Exercise aim |
Quote all of the data exactly as given. Skip every picture it contains.

Dataset entries
— BEGIN —

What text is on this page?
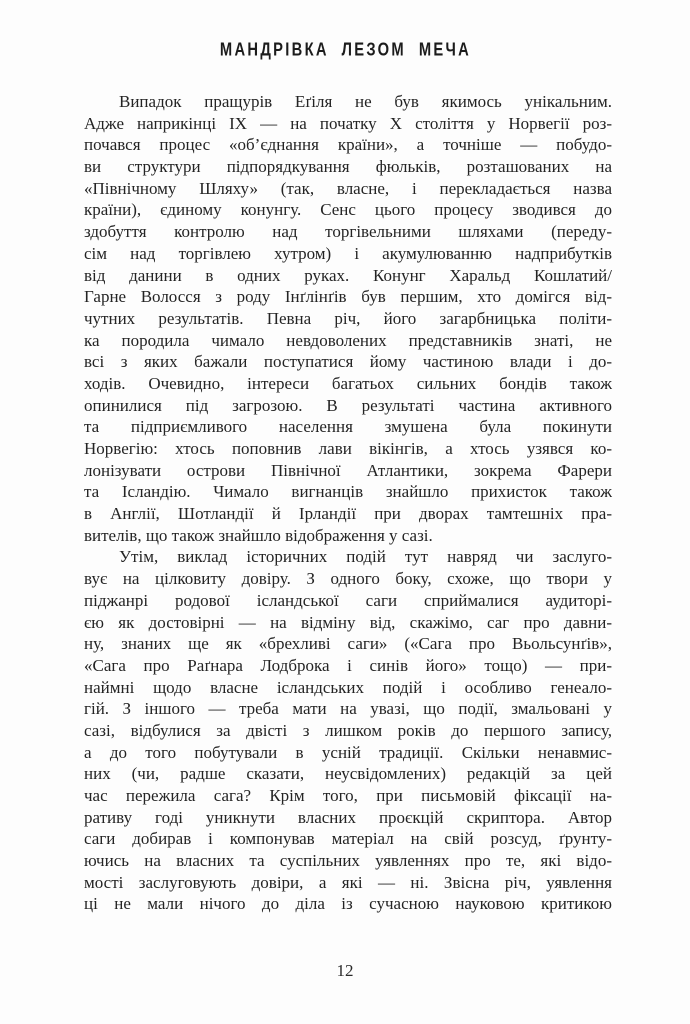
МАНДРІВКА ЛЕЗОМ МЕЧА
Випадок пращурів Еґіля не був якимось унікальним.
Адже наприкінці IX — на початку X століття у Норвегії роз-
почався процес «об’єднання країни», а точніше — побудо-
ви структури підпорядкування фюльків, розташованих на
«Північному Шляху» (так, власне, і перекладається назва
країни), єдиному конунгу. Сенс цього процесу зводився до
здобуття контролю над торгівельними шляхами (переду-
сім над торгівлею хутром) і акумулюванню надприбутків
від данини в одних руках. Конунг Харальд Кошлатий/
Гарне Волосся з роду Інґлінґів був першим, хто домігся від-
чутних результатів. Певна річ, його загарбницька політи-
ка породила чимало невдоволених представників знаті, не
всі з яких бажали поступатися йому частиною влади і до-
ходів. Очевидно, інтереси багатьох сильних бондів також
опинилися під загрозою. В результаті частина активного
та підприємливого населення змушена була покинути
Норвегію: хтось поповнив лави вікінгів, а хтось узявся ко-
лонізувати острови Північної Атлантики, зокрема Фарери
та Ісландію. Чимало вигнанців знайшло прихисток також
в Англії, Шотландії й Ірландії при дворах тамтешніх пра-
вителів, що також знайшло відображення у сазі.
Утім, виклад історичних подій тут навряд чи заслуго-
вує на цілковиту довіру. З одного боку, схоже, що твори у
піджанрі родової ісландської саги сприймалися аудиторі-
єю як достовірні — на відміну від, скажімо, саг про давни-
ну, знаних ще як «брехливі саги» («Сага про Вьольсунґів»,
«Сага про Раґнара Лодброка і синів його» тощо) — при-
наймні щодо власне ісландських подій і особливо генеало-
гій. З іншого — треба мати на увазі, що події, змальовані у
сазі, відбулися за двісті з лишком років до першого запису,
а до того побутували в усній традиції. Скільки ненавмис-
них (чи, радше сказати, неусвідомлених) редакцій за цей
час пережила сага? Крім того, при письмовій фіксації на-
ративу годі уникнути власних проєкцій скриптора. Автор
саги добирав і компонував матеріал на свій розсуд, ґрунту-
ючись на власних та суспільних уявленнях про те, які відо-
мості заслуговують довіри, а які — ні. Звісна річ, уявлення
ці не мали нічого до діла із сучасною науковою критикою
12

— END —

Solved problem |
What text is on this page?
МАНДРІВКА ЛЕЗОМ МЕЧА
Випадок пращурів Еґіля не був якимось унікальним.
Адже наприкінці IX — на початку X століття у Норвегії роз-
почався процес «об’єднання країни», а точніше — побудо-
ви структури підпорядкування фюльків, розташованих на
«Північному Шляху» (так, власне, і перекладається назва
країни), єдиному конунгу. Сенс цього процесу зводився до
здобуття контролю над торгівельними шляхами (переду-
сім над торгівлею хутром) і акумулюванню надприбутків
від данини в одних руках. Конунг Харальд Кошлатий/
Гарне Волосся з роду Інґлінґів був першим, хто домігся від-
чутних результатів. Певна річ, його загарбницька політи-
ка породила чимало невдоволених представників знаті, не
всі з яких бажали поступатися йому частиною влади і до-
ходів. Очевидно, інтереси багатьох сильних бондів також
опинилися під загрозою. В результаті частина активного
та підприємливого населення змушена була покинути
Норвегію: хтось поповнив лави вікінгів, а хтось узявся ко-
лонізувати острови Північної Атлантики, зокрема Фарери
та Ісландію. Чимало вигнанців знайшло прихисток також
в Англії, Шотландії й Ірландії при дворах тамтешніх пра-
вителів, що також знайшло відображення у сазі.
Утім, виклад історичних подій тут навряд чи заслуго-
вує на цілковиту довіру. З одного боку, схоже, що твори у
піджанрі родової ісландської саги сприймалися аудиторі-
єю як достовірні — на відміну від, скажімо, саг про давни-
ну, знаних ще як «брехливі саги» («Сага про Вьольсунґів»,
«Сага про Раґнара Лодброка і синів його» тощо) — при-
наймні щодо власне ісландських подій і особливо генеало-
гій. З іншого — треба мати на увазі, що події, змальовані у
сазі, відбулися за двісті з лишком років до першого запису,
а до того побутували в усній традиції. Скільки ненавмис-
них (чи, радше сказати, неусвідомлених) редакцій за цей
час пережила сага? Крім того, при письмовій фіксації на-
ративу годі уникнути власних проєкцій скриптора. Автор
саги добирав і компонував матеріал на свій розсуд, ґрунту-
ючись на власних та суспільних уявленнях про те, які відо-
мості заслуговують довіри, а які — ні. Звісна річ, уявлення
ці не мали нічого до діла із сучасною науковою критикою
12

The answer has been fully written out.